#### Exercise prompt:
Repeat each entry exactly and drop the pictures.

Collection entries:
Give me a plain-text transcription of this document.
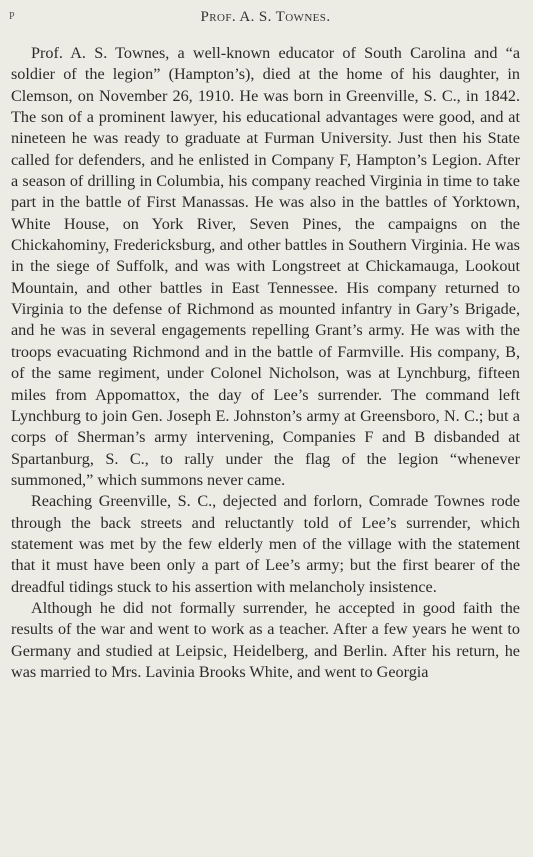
P	Prof. A. S. Townes.

Prof. A. S. Townes, a well-known educator of South Carolina and “a soldier of the legion” (Hampton’s), died at the home of his daughter, in Clemson, on November 26, 1910. He was born in Greenville, S. C., in 1842. The son of a prominent lawyer, his educational advantages were good, and at nineteen he was ready to graduate at Furman University. Just then his State called for defenders, and he enlisted in Company F, Hampton’s Legion. After a season of drilling in Columbia, his company reached Virginia in time to take part in the battle of First Manassas. He was also in the battles of Yorktown, White House, on York River, Seven Pines, the campaigns on the Chickahominy, Fredericksburg, and other battles in Southern Virginia. He was in the siege of Suffolk, and was with Longstreet at Chickamauga, Lookout Mountain, and other battles in East Tennessee. His company returned to Virginia to the defense of Richmond as mounted infantry in Gary’s Brigade, and he was in several engagements repelling Grant’s army. He was with the troops evacuating Richmond and in the battle of Farmville. His company, B, of the same regiment, under Colonel Nicholson, was at Lynchburg, fifteen miles from Appomattox, the day of Lee’s surrender. The command left Lynchburg to join Gen. Joseph E. Johnston’s army at Greensboro, N. C.; but a corps of Sherman’s army intervening, Companies F and B disbanded at Spartanburg, S. C., to rally under the flag of the legion “whenever summoned,” which summons never came.

Reaching Greenville, S. C., dejected and forlorn, Comrade Townes rode through the back streets and reluctantly told of Lee’s surrender, which statement was met by the few elderly men of the village with the statement that it must have been only a part of Lee’s army; but the first bearer of the dreadful tidings stuck to his assertion with melancholy insistence.

Although he did not formally surrender, he accepted in good faith the results of the war and went to work as a teacher. After a few years he went to Germany and studied at Leipsic, Heidelberg, and Berlin. After his return, he was married to Mrs. Lavinia Brooks White, and went to Georgia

#### Output below:
Give me a plain-text transcription of this document.
P	Prof. A. S. Townes.

Prof. A. S. Townes, a well-known educator of South Carolina and “a soldier of the legion” (Hampton’s), died at the home of his daughter, in Clemson, on November 26, 1910. He was born in Greenville, S. C., in 1842. The son of a prominent lawyer, his educational advantages were good, and at nineteen he was ready to graduate at Furman University. Just then his State called for defenders, and he enlisted in Company F, Hampton’s Legion. After a season of drilling in Columbia, his company reached Virginia in time to take part in the battle of First Manassas. He was also in the battles of Yorktown, White House, on York River, Seven Pines, the campaigns on the Chickahominy, Fredericksburg, and other battles in Southern Virginia. He was in the siege of Suffolk, and was with Longstreet at Chickamauga, Lookout Mountain, and other battles in East Tennessee. His company returned to Virginia to the defense of Richmond as mounted infantry in Gary’s Brigade, and he was in several engagements repelling Grant’s army. He was with the troops evacuating Richmond and in the battle of Farmville. His company, B, of the same regiment, under Colonel Nicholson, was at Lynchburg, fifteen miles from Appomattox, the day of Lee’s surrender. The command left Lynchburg to join Gen. Joseph E. Johnston’s army at Greensboro, N. C.; but a corps of Sherman’s army intervening, Companies F and B disbanded at Spartanburg, S. C., to rally under the flag of the legion “whenever summoned,” which summons never came.

Reaching Greenville, S. C., dejected and forlorn, Comrade Townes rode through the back streets and reluctantly told of Lee’s surrender, which statement was met by the few elderly men of the village with the statement that it must have been only a part of Lee’s army; but the first bearer of the dreadful tidings stuck to his assertion with melancholy insistence.

Although he did not formally surrender, he accepted in good faith the results of the war and went to work as a teacher. After a few years he went to Germany and studied at Leipsic, Heidelberg, and Berlin. After his return, he was married to Mrs. Lavinia Brooks White, and went to Georgia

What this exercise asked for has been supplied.